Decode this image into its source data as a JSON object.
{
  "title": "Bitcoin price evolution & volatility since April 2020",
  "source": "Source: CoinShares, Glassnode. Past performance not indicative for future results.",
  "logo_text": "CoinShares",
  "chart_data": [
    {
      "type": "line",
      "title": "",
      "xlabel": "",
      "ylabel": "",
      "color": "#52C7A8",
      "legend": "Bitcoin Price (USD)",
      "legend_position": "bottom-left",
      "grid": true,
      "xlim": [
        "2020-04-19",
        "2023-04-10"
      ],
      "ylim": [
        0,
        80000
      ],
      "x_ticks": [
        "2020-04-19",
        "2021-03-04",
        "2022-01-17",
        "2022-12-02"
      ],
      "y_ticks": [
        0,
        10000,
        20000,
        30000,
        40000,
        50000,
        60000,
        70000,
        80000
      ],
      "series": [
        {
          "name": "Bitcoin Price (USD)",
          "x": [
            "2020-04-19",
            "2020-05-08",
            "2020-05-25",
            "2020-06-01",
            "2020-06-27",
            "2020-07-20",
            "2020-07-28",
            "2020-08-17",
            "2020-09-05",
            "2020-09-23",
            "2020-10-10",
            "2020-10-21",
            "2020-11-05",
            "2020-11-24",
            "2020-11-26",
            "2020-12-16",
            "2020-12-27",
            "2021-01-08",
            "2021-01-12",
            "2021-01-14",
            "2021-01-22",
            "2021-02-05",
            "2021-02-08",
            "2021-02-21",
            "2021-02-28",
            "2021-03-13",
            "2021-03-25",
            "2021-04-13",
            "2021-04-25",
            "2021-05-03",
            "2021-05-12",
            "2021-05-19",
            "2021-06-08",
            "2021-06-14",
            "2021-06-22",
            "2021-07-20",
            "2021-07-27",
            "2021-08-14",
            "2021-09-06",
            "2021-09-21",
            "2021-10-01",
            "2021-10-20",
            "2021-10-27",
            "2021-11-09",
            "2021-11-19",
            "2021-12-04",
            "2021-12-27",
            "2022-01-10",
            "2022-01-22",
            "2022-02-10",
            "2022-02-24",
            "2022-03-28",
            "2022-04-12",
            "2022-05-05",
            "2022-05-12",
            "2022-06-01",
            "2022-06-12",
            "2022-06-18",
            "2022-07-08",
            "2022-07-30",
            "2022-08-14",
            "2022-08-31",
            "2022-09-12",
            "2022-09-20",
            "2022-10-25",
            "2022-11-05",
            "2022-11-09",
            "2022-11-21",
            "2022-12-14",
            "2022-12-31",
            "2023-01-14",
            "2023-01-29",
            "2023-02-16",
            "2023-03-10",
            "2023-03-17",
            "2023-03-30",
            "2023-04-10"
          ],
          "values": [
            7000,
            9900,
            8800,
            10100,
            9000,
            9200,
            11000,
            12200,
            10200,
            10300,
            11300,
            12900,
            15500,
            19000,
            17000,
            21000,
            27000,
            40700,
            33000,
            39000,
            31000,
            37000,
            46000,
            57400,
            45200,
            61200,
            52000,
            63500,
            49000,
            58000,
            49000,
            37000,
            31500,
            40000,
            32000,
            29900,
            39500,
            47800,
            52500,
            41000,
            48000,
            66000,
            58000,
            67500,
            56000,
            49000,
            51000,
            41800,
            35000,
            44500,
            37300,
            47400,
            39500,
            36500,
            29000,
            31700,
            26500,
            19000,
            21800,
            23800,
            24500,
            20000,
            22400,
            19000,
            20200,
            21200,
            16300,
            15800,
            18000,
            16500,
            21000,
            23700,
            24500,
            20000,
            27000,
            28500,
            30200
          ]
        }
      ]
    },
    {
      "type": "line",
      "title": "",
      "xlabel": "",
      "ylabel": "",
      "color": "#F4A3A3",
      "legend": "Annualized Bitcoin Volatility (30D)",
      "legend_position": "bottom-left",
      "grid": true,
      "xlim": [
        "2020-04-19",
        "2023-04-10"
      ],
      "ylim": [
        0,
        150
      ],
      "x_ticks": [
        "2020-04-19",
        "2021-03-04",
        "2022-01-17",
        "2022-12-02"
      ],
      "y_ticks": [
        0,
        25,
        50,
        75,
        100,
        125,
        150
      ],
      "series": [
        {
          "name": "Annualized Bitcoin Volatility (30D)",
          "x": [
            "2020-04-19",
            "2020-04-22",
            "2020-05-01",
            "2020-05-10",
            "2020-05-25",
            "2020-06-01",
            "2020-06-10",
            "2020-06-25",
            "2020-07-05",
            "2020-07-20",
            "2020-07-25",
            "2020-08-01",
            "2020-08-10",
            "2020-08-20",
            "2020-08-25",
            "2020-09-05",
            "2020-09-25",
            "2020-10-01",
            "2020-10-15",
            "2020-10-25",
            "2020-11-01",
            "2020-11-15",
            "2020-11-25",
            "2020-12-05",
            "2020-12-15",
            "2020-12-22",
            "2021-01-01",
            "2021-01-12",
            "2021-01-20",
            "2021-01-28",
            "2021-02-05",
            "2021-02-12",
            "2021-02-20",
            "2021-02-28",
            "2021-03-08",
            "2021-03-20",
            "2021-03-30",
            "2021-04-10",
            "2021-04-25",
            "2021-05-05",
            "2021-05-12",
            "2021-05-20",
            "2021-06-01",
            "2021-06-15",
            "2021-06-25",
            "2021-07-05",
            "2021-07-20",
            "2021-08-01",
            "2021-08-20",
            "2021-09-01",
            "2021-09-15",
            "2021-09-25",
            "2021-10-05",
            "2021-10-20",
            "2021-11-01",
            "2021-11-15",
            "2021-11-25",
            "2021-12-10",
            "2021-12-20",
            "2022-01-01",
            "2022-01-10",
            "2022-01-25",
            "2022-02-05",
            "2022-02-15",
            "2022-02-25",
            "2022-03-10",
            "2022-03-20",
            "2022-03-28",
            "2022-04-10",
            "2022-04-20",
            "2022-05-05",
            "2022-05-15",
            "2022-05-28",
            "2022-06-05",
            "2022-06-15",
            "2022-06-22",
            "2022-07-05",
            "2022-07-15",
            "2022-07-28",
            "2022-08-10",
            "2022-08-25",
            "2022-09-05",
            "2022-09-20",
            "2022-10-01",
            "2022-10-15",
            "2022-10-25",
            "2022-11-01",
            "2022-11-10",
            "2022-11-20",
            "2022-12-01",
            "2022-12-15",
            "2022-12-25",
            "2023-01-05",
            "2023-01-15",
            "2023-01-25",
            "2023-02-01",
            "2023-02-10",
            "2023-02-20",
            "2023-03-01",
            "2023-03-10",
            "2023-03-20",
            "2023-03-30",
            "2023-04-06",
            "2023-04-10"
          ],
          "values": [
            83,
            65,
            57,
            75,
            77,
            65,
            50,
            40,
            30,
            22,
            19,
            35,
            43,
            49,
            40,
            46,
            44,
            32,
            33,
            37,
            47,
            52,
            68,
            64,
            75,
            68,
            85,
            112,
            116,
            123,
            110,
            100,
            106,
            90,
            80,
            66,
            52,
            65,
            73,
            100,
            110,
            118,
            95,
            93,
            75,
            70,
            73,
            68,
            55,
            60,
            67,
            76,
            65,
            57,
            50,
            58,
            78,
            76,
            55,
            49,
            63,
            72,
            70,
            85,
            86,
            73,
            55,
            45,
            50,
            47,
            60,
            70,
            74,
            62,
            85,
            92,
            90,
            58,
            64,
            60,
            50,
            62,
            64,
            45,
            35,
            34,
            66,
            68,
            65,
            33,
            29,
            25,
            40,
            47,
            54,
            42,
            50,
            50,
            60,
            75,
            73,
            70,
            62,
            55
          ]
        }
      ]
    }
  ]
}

______

• Given exercise:
Examine the records and report how many lines contain the string "name". Only the number should be given.

• Response below:
2